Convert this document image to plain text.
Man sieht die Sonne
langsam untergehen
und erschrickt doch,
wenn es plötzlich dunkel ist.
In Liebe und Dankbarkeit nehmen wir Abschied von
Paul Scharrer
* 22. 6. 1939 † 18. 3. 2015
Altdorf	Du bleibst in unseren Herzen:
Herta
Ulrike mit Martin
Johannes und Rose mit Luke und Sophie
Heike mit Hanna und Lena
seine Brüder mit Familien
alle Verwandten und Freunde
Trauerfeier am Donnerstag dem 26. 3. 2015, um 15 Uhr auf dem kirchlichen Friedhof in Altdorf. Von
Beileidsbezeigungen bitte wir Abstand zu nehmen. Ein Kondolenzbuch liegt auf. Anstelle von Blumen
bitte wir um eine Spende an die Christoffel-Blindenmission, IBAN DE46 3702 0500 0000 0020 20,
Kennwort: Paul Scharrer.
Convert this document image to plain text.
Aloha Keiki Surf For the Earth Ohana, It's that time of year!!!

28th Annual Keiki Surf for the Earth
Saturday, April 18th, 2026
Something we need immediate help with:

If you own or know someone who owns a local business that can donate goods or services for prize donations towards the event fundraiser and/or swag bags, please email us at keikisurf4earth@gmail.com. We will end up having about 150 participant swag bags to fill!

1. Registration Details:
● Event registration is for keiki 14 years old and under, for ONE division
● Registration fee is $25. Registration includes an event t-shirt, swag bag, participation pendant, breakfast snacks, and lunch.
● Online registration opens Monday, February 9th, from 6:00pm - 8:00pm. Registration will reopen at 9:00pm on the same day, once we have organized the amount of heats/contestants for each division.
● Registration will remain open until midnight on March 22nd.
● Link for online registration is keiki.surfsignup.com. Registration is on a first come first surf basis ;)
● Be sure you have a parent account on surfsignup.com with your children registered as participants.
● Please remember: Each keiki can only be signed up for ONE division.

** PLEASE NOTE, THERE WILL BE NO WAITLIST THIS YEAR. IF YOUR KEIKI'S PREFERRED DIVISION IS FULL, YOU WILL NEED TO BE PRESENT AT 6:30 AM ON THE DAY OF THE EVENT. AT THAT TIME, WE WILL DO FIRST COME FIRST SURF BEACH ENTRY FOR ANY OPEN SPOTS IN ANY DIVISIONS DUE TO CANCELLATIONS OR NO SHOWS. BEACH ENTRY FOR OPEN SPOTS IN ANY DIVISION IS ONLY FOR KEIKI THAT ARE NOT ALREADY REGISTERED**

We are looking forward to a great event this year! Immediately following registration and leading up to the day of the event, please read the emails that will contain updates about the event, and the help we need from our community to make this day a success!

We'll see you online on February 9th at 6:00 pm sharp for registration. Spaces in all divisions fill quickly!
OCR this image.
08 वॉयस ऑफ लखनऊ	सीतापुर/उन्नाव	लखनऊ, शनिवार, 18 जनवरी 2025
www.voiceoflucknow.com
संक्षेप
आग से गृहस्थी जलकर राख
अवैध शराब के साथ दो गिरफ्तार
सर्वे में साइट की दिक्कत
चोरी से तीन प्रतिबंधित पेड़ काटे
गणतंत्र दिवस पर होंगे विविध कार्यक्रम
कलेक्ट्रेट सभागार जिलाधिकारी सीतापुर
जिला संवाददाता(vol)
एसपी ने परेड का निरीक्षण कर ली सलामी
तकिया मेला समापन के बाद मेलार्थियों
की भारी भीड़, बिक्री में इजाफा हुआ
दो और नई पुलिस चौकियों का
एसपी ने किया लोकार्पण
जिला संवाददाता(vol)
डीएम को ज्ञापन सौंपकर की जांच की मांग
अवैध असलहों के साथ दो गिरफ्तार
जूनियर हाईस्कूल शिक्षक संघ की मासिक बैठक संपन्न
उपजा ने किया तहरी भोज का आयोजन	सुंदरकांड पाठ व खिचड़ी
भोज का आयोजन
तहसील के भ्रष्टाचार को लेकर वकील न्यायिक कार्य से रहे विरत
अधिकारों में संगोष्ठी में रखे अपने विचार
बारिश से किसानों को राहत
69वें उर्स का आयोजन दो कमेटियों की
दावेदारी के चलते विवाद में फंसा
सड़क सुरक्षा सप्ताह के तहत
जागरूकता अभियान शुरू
...
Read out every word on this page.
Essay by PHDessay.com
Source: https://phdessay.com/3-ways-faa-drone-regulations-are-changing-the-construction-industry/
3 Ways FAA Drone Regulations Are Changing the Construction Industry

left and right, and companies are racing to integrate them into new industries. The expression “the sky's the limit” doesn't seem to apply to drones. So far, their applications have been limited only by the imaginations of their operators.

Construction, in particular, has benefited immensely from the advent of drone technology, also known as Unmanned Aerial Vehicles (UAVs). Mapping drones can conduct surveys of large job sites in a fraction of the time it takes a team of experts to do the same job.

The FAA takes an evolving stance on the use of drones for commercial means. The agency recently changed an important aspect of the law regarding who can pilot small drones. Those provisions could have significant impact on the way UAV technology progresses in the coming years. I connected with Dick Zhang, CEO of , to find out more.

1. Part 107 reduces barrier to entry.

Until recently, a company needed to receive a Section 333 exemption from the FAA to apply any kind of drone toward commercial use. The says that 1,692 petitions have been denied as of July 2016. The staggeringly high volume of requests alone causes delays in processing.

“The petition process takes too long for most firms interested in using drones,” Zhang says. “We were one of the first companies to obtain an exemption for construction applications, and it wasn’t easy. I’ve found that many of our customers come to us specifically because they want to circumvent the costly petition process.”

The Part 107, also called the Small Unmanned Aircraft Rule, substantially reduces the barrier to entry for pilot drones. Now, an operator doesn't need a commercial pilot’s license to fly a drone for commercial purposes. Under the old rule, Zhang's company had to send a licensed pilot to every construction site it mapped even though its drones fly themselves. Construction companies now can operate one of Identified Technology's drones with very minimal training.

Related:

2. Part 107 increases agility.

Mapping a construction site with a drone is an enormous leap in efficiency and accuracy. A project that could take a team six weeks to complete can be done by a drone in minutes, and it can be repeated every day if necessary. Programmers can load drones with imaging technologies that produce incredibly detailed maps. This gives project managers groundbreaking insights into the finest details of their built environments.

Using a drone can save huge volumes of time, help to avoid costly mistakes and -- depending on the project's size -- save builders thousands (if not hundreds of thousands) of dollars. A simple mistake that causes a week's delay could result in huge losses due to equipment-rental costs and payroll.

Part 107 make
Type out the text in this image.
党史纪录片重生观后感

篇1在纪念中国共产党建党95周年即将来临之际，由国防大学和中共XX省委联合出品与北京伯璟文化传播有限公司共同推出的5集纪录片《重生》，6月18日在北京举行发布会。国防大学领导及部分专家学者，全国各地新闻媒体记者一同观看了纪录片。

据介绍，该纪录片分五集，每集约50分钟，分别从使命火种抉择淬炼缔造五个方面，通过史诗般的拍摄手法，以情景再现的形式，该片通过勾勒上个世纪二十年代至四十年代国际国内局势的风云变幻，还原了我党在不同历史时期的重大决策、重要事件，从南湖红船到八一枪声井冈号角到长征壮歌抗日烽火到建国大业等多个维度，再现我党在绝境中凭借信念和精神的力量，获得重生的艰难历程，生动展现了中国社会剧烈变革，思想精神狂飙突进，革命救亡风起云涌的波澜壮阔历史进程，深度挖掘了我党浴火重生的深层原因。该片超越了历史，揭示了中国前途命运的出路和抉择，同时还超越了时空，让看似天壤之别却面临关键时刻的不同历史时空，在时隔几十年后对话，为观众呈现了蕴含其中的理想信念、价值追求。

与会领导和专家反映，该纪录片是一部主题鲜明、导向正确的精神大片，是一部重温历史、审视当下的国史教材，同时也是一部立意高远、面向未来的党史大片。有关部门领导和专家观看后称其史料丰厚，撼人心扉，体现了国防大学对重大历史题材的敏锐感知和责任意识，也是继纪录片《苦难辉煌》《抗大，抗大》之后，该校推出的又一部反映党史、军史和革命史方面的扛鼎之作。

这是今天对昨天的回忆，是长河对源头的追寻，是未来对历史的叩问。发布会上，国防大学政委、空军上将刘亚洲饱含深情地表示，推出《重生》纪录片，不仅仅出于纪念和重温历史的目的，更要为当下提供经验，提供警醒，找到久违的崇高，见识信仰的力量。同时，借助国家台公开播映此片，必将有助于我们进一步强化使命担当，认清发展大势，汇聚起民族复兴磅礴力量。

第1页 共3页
* * *
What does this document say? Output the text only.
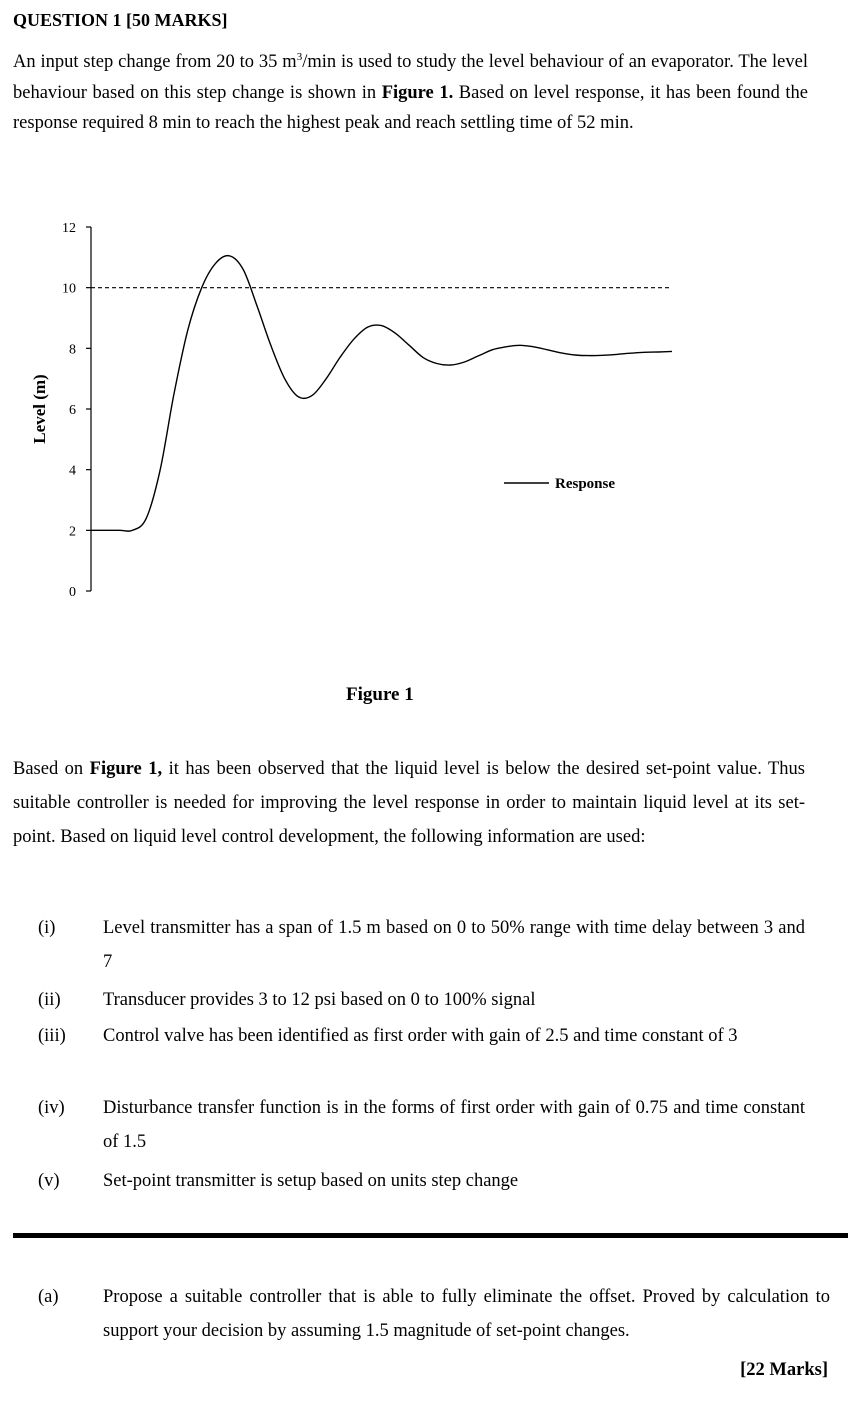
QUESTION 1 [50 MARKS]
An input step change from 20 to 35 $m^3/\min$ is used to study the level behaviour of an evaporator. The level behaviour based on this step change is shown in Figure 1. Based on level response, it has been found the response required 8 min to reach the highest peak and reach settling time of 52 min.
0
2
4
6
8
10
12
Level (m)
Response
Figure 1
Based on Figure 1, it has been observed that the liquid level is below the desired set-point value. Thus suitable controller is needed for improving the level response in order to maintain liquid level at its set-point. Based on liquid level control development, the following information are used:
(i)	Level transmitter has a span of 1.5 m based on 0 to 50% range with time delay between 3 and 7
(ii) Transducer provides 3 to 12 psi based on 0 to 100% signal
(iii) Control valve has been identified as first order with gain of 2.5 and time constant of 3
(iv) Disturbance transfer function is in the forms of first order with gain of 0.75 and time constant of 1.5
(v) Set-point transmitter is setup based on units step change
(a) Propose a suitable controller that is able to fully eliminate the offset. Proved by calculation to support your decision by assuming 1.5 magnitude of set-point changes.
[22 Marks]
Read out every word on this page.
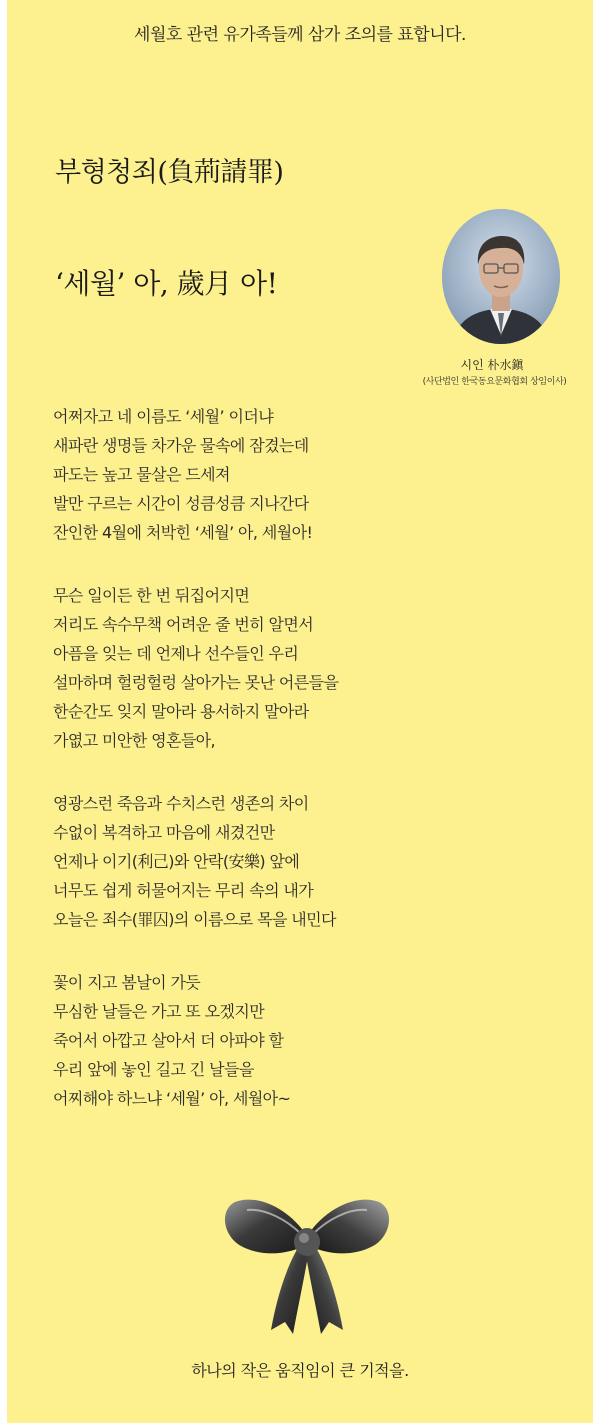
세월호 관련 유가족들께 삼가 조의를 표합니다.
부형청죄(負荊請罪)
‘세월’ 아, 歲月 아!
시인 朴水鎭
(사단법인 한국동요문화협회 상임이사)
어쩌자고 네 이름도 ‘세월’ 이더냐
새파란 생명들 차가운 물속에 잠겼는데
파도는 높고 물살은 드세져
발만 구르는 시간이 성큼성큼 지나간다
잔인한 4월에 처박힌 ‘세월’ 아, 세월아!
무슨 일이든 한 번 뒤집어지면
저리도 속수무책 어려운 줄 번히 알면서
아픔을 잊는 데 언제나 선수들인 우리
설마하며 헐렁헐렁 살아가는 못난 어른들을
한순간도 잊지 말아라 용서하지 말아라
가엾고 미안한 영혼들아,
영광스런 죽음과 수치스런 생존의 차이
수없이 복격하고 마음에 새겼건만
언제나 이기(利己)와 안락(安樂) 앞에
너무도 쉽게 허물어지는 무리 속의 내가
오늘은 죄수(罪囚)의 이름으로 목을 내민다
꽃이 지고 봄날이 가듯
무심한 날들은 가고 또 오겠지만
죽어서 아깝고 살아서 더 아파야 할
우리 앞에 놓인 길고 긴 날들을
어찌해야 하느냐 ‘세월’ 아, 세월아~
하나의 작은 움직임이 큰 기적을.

*THE TASK:* How many of the lines above include the string "fill"? Answer with the number only.

*SOLVED PROBLEM:* 2